Items listed in a dataset:

· · · · ·

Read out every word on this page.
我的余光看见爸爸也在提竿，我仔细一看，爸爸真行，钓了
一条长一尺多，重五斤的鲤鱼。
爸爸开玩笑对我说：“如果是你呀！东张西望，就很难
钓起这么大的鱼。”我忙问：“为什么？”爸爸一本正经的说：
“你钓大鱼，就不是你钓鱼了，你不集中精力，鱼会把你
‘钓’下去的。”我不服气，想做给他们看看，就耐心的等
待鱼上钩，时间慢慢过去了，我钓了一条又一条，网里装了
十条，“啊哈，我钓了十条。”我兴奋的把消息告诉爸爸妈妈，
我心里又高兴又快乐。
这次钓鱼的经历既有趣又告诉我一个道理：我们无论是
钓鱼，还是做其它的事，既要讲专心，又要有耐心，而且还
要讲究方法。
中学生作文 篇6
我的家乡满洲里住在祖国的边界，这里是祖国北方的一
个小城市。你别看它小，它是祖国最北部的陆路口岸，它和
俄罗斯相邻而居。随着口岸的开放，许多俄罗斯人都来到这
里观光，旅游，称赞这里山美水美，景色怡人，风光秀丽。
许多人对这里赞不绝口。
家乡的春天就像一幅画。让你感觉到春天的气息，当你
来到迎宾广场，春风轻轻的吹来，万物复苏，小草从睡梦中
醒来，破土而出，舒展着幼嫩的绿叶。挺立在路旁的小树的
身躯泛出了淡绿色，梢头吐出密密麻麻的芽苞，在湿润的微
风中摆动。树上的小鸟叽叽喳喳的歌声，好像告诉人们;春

· · · · ·

> _Exercise aim_
Return the entries above exactly as they appear.

> _Response to this task_
Read out every word on this page.
我的余光看见爸爸也在提竿，我仔细一看，爸爸真行，钓了
一条长一尺多，重五斤的鲤鱼。
爸爸开玩笑对我说：“如果是你呀！东张西望，就很难
钓起这么大的鱼。”我忙问：“为什么？”爸爸一本正经的说：
“你钓大鱼，就不是你钓鱼了，你不集中精力，鱼会把你
‘钓’下去的。”我不服气，想做给他们看看，就耐心的等
待鱼上钩，时间慢慢过去了，我钓了一条又一条，网里装了
十条，“啊哈，我钓了十条。”我兴奋的把消息告诉爸爸妈妈，
我心里又高兴又快乐。
这次钓鱼的经历既有趣又告诉我一个道理：我们无论是
钓鱼，还是做其它的事，既要讲专心，又要有耐心，而且还
要讲究方法。
中学生作文 篇6
我的家乡满洲里住在祖国的边界，这里是祖国北方的一
个小城市。你别看它小，它是祖国最北部的陆路口岸，它和
俄罗斯相邻而居。随着口岸的开放，许多俄罗斯人都来到这
里观光，旅游，称赞这里山美水美，景色怡人，风光秀丽。
许多人对这里赞不绝口。
家乡的春天就像一幅画。让你感觉到春天的气息，当你
来到迎宾广场，春风轻轻的吹来，万物复苏，小草从睡梦中
醒来，破土而出，舒展着幼嫩的绿叶。挺立在路旁的小树的
身躯泛出了淡绿色，梢头吐出密密麻麻的芽苞，在湿润的微
风中摆动。树上的小鸟叽叽喳喳的歌声，好像告诉人们;春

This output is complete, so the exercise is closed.